▶ _Given problem_:
Return every line of the entries below unchanged, leaving out the pictures.
— BEGIN —
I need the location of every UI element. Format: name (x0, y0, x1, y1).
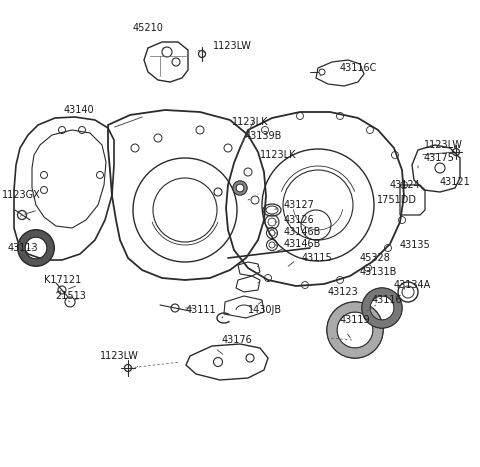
Text: 1123LW: 1123LW (424, 140, 463, 150)
Text: 43131B: 43131B (360, 267, 397, 277)
Text: 43119: 43119 (340, 315, 371, 325)
Text: 43116C: 43116C (340, 63, 377, 73)
Text: 45328: 45328 (360, 253, 391, 263)
Text: 1123LK: 1123LK (260, 150, 297, 160)
Text: 43134A: 43134A (394, 280, 431, 290)
Text: 21513: 21513 (55, 291, 86, 301)
Text: 43124: 43124 (390, 180, 421, 190)
Wedge shape (362, 288, 402, 328)
Text: 43115: 43115 (302, 253, 333, 263)
Text: 43111: 43111 (186, 305, 216, 315)
Text: 43121: 43121 (440, 177, 471, 187)
Text: 43113: 43113 (8, 243, 38, 253)
Text: 43175: 43175 (424, 153, 455, 163)
Text: 1123LW: 1123LW (213, 41, 252, 51)
Wedge shape (327, 302, 383, 358)
Text: 43135: 43135 (400, 240, 431, 250)
Text: 43146B: 43146B (284, 227, 322, 237)
Wedge shape (18, 230, 54, 266)
Text: 1123GX: 1123GX (2, 190, 41, 200)
Text: 1751DD: 1751DD (377, 195, 417, 205)
Text: 43140: 43140 (64, 105, 95, 115)
Text: 1123LK: 1123LK (232, 117, 268, 127)
Text: 43116: 43116 (372, 295, 403, 305)
Text: 43126: 43126 (284, 215, 315, 225)
Text: 1430JB: 1430JB (248, 305, 282, 315)
Text: 43139B: 43139B (245, 131, 282, 141)
Text: 43123: 43123 (328, 287, 359, 297)
Text: 43127: 43127 (284, 200, 315, 210)
Wedge shape (233, 181, 247, 195)
Text: 45210: 45210 (132, 23, 163, 33)
Text: 43146B: 43146B (284, 239, 322, 249)
Text: 43176: 43176 (222, 335, 253, 345)
Text: K17121: K17121 (44, 275, 81, 285)
Text: 1123LW: 1123LW (100, 351, 139, 361)
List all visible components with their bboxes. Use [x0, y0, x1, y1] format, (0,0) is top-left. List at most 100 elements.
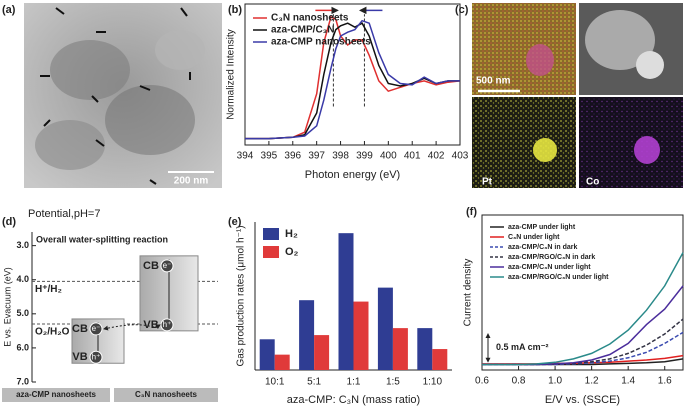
x-axis-label: E/V vs. (SSCE): [545, 394, 620, 406]
x-tick-label: 5:1: [307, 377, 321, 388]
legend-label: H₂: [285, 228, 298, 240]
arrows: [40, 7, 191, 185]
plot-frame: [244, 3, 461, 146]
legend-label: aza-CMP/RGO/C₃N under light: [508, 274, 609, 281]
y-tick-label: 3.0: [16, 240, 29, 250]
x-tick-label: 1.6: [658, 376, 672, 387]
arrow: [43, 119, 51, 127]
panel-label: (b): [228, 4, 242, 16]
map-label: Co: [586, 177, 599, 188]
x-tick-label: 398: [332, 151, 349, 162]
x-tick-label: 395: [261, 151, 278, 162]
co-region: [634, 136, 660, 164]
y-tick-label: 4.0: [16, 274, 29, 284]
particle: [155, 30, 205, 70]
map-label: Pt: [482, 177, 493, 188]
map-co: [579, 97, 683, 188]
arrow: [149, 179, 157, 185]
band-name: aza-CMP nanosheets: [16, 390, 96, 399]
x-axis-label: Photon energy (eV): [305, 169, 400, 181]
legend-label: C₃N nanosheets: [271, 13, 349, 24]
series-line: [482, 252, 684, 366]
bar: [338, 233, 354, 370]
arrow: [180, 7, 188, 17]
carrier: [160, 318, 174, 332]
y-tick-label: 7.0: [16, 376, 29, 386]
map-pt: [472, 97, 576, 188]
x-tick-label: 394: [237, 151, 254, 162]
arrow: [139, 85, 151, 91]
x-tick-label: 1.0: [548, 376, 562, 387]
arrow: [95, 139, 105, 147]
bar: [259, 339, 275, 370]
plot-frame: [481, 214, 684, 371]
panel-label: (e): [228, 216, 242, 228]
x-tick-label: 0.6: [475, 376, 489, 387]
x-tick-label: 1.4: [621, 376, 635, 387]
panel-label: (d): [2, 216, 16, 228]
tem-image: 200 nm: [24, 3, 222, 188]
scale-label: 500 nm: [476, 76, 511, 87]
legend-label: aza-CMP/C₃N: [271, 25, 335, 36]
legend-label: aza-CMP/C₃N in dark: [508, 244, 577, 251]
panel-label: (c): [455, 4, 469, 16]
co-region: [526, 44, 554, 76]
cb-label: CB: [143, 260, 159, 272]
bar: [417, 328, 433, 370]
x-tick-label: 403: [452, 151, 469, 162]
pt-region: [533, 138, 557, 162]
y-axis-label: Current density: [463, 259, 474, 327]
bar: [353, 301, 369, 370]
hole-label: h⁺: [92, 352, 101, 361]
y-axis-label: Gas production rates (μmol h⁻¹): [236, 225, 247, 366]
level-label: O₂/H₂O: [35, 327, 70, 338]
x-tick-label: 0.8: [512, 376, 526, 387]
bar: [392, 328, 408, 370]
x-tick-label: 400: [380, 151, 397, 162]
eds-maps: 500 nm Pt Co: [472, 3, 683, 188]
band-name-box: [114, 388, 218, 402]
map-overlay: [472, 3, 576, 95]
y-tick-label: 6.0: [16, 342, 29, 352]
x-tick-label: 402: [428, 151, 445, 162]
bar: [274, 354, 290, 370]
band-name-box: [2, 388, 110, 402]
scale-label: 200 nm: [174, 176, 209, 187]
band-name: C₃N nanosheets: [135, 390, 197, 399]
particle: [50, 40, 130, 100]
bar: [432, 349, 448, 370]
legend-label: aza-CMP under light: [508, 224, 576, 231]
legend-label: aza-CMP/C₃N under light: [508, 264, 591, 271]
legend-label: aza-CMP/RGO/C₃N in dark: [508, 254, 595, 261]
y-axis-label: Normalized Intensity: [226, 29, 237, 120]
legend-label: O₂: [285, 246, 299, 258]
legend-label: C₃N under light: [508, 234, 560, 241]
x-tick-label: 397: [308, 151, 325, 162]
x-tick-label: 1.2: [585, 376, 599, 387]
arrow: [55, 7, 65, 15]
cb-label: CB: [72, 323, 88, 335]
arrow: [91, 95, 99, 103]
legend-swatch: [263, 228, 279, 240]
x-tick-label: 1:1: [347, 377, 361, 388]
x-tick-label: 1:10: [423, 377, 443, 388]
series-line: [245, 19, 460, 140]
level-label: H⁺/H₂: [35, 284, 62, 295]
series-line: [245, 15, 461, 140]
x-tick-label: 399: [356, 151, 373, 162]
electron-label: e⁻: [163, 261, 172, 270]
scale-label: 0.5 mA cm⁻²: [496, 342, 548, 352]
hole-label: h⁺: [163, 320, 172, 329]
x-tick-label: 10:1: [265, 377, 285, 388]
panel-label: (a): [2, 4, 16, 16]
particle: [35, 120, 105, 170]
y-axis-label: E vs. Evacuum (eV): [2, 267, 12, 347]
bar: [377, 287, 393, 370]
y-tick-label: 5.0: [16, 308, 29, 318]
legend-label: aza-CMP nanosheets: [271, 37, 371, 48]
legend-swatch: [263, 246, 279, 258]
carrier: [160, 259, 174, 273]
x-axis-label: aza-CMP: C₃N (mass ratio): [287, 394, 420, 406]
panel-label: (f): [466, 206, 477, 218]
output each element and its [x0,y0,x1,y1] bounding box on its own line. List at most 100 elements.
— END —
▶ _Result of the task_:
I need the location of every UI element. Format: name (x0, y0, x1, y1).
Text: 1123LW: 1123LW (424, 140, 463, 150)
Text: 43131B: 43131B (360, 267, 397, 277)
Text: 43119: 43119 (340, 315, 371, 325)
Text: 43116C: 43116C (340, 63, 377, 73)
Text: 45328: 45328 (360, 253, 391, 263)
Text: 1123LK: 1123LK (260, 150, 297, 160)
Text: 43134A: 43134A (394, 280, 431, 290)
Text: 21513: 21513 (55, 291, 86, 301)
Text: 43124: 43124 (390, 180, 421, 190)
Wedge shape (362, 288, 402, 328)
Text: 43115: 43115 (302, 253, 333, 263)
Text: 43111: 43111 (186, 305, 216, 315)
Text: 43121: 43121 (440, 177, 471, 187)
Text: 43113: 43113 (8, 243, 38, 253)
Text: 43175: 43175 (424, 153, 455, 163)
Text: 1123LW: 1123LW (213, 41, 252, 51)
Wedge shape (327, 302, 383, 358)
Text: 43135: 43135 (400, 240, 431, 250)
Text: 43146B: 43146B (284, 227, 322, 237)
Wedge shape (18, 230, 54, 266)
Text: 1123GX: 1123GX (2, 190, 41, 200)
Text: 1751DD: 1751DD (377, 195, 417, 205)
Text: 43140: 43140 (64, 105, 95, 115)
Text: 1123LK: 1123LK (232, 117, 268, 127)
Text: 43116: 43116 (372, 295, 403, 305)
Text: 43126: 43126 (284, 215, 315, 225)
Text: 1430JB: 1430JB (248, 305, 282, 315)
Text: 43139B: 43139B (245, 131, 282, 141)
Text: 43123: 43123 (328, 287, 359, 297)
Text: 43127: 43127 (284, 200, 315, 210)
Wedge shape (233, 181, 247, 195)
Text: 45210: 45210 (132, 23, 163, 33)
Text: 43146B: 43146B (284, 239, 322, 249)
Text: 43176: 43176 (222, 335, 253, 345)
Text: K17121: K17121 (44, 275, 81, 285)
Text: 1123LW: 1123LW (100, 351, 139, 361)
List all visible components with their bboxes. Use [x0, y0, x1, y1] format, (0,0) is top-left. List at most 100 elements.
x-axis-label: E/V vs. (SSCE): [545, 394, 620, 406]
x-tick-label: 5:1: [307, 377, 321, 388]
legend-label: H₂: [285, 228, 298, 240]
arrows: [40, 7, 191, 185]
plot-frame: [244, 3, 461, 146]
legend-label: aza-CMP/RGO/C₃N under light: [508, 274, 609, 281]
y-tick-label: 3.0: [16, 240, 29, 250]
x-tick-label: 1.6: [658, 376, 672, 387]
arrow: [43, 119, 51, 127]
panel-label: (b): [228, 4, 242, 16]
map-label: Co: [586, 177, 599, 188]
x-tick-label: 398: [332, 151, 349, 162]
x-tick-label: 395: [261, 151, 278, 162]
co-region: [634, 136, 660, 164]
y-tick-label: 4.0: [16, 274, 29, 284]
particle: [155, 30, 205, 70]
map-label: Pt: [482, 177, 493, 188]
map-co: [579, 97, 683, 188]
arrow: [149, 179, 157, 185]
band-name: aza-CMP nanosheets: [16, 390, 96, 399]
x-axis-label: Photon energy (eV): [305, 169, 400, 181]
legend-label: C₃N nanosheets: [271, 13, 349, 24]
series-line: [482, 252, 684, 366]
bar: [338, 233, 354, 370]
arrow: [180, 7, 188, 17]
carrier: [160, 318, 174, 332]
y-tick-label: 7.0: [16, 376, 29, 386]
map-pt: [472, 97, 576, 188]
x-tick-label: 394: [237, 151, 254, 162]
arrow: [139, 85, 151, 91]
x-tick-label: 1.0: [548, 376, 562, 387]
arrow: [95, 139, 105, 147]
bar: [259, 339, 275, 370]
plot-frame: [481, 214, 684, 371]
panel-label: (e): [228, 216, 242, 228]
x-tick-label: 0.6: [475, 376, 489, 387]
x-tick-label: 1.4: [621, 376, 635, 387]
panel-label: (d): [2, 216, 16, 228]
tem-image: 200 nm: [24, 3, 222, 188]
scale-label: 500 nm: [476, 76, 511, 87]
legend-label: aza-CMP/C₃N: [271, 25, 335, 36]
legend-label: aza-CMP/C₃N in dark: [508, 244, 577, 251]
panel-label: (c): [455, 4, 469, 16]
co-region: [526, 44, 554, 76]
cb-label: CB: [143, 260, 159, 272]
bar: [417, 328, 433, 370]
x-tick-label: 403: [452, 151, 469, 162]
pt-region: [533, 138, 557, 162]
y-axis-label: Current density: [463, 259, 474, 327]
bar: [353, 301, 369, 370]
hole-label: h⁺: [92, 352, 101, 361]
y-axis-label: Gas production rates (μmol h⁻¹): [236, 225, 247, 366]
level-label: O₂/H₂O: [35, 327, 70, 338]
x-tick-label: 0.8: [512, 376, 526, 387]
bar: [392, 328, 408, 370]
x-tick-label: 400: [380, 151, 397, 162]
eds-maps: 500 nm Pt Co: [472, 3, 683, 188]
band-name-box: [114, 388, 218, 402]
map-overlay: [472, 3, 576, 95]
y-tick-label: 6.0: [16, 342, 29, 352]
x-tick-label: 402: [428, 151, 445, 162]
bar: [274, 354, 290, 370]
band-name-box: [2, 388, 110, 402]
scale-label: 200 nm: [174, 176, 209, 187]
band-name: C₃N nanosheets: [135, 390, 197, 399]
particle: [50, 40, 130, 100]
bar: [432, 349, 448, 370]
legend-label: aza-CMP under light: [508, 224, 576, 231]
legend-label: aza-CMP/C₃N under light: [508, 264, 591, 271]
legend-label: aza-CMP/RGO/C₃N in dark: [508, 254, 595, 261]
y-axis-label: Normalized Intensity: [226, 29, 237, 120]
legend-label: O₂: [285, 246, 299, 258]
legend-label: C₃N under light: [508, 234, 560, 241]
x-tick-label: 397: [308, 151, 325, 162]
x-tick-label: 1.2: [585, 376, 599, 387]
arrow: [55, 7, 65, 15]
cb-label: CB: [72, 323, 88, 335]
arrow: [91, 95, 99, 103]
legend-swatch: [263, 228, 279, 240]
x-tick-label: 1:1: [347, 377, 361, 388]
x-tick-label: 1:10: [423, 377, 443, 388]
series-line: [245, 19, 460, 140]
level-label: H⁺/H₂: [35, 284, 62, 295]
series-line: [245, 15, 461, 140]
x-tick-label: 399: [356, 151, 373, 162]
electron-label: e⁻: [163, 261, 172, 270]
scale-label: 0.5 mA cm⁻²: [496, 342, 548, 352]
hole-label: h⁺: [163, 320, 172, 329]
x-tick-label: 10:1: [265, 377, 285, 388]
panel-label: (a): [2, 4, 16, 16]
particle: [35, 120, 105, 170]
y-axis-label: E vs. Evacuum (eV): [2, 267, 12, 347]
bar: [377, 287, 393, 370]
y-tick-label: 5.0: [16, 308, 29, 318]
legend-label: aza-CMP nanosheets: [271, 37, 371, 48]
legend-swatch: [263, 246, 279, 258]
carrier: [160, 259, 174, 273]
x-axis-label: aza-CMP: C₃N (mass ratio): [287, 394, 420, 406]
panel-label: (f): [466, 206, 477, 218]
output each element and its [x0,y0,x1,y1] bounding box on its own line. List at most 100 elements.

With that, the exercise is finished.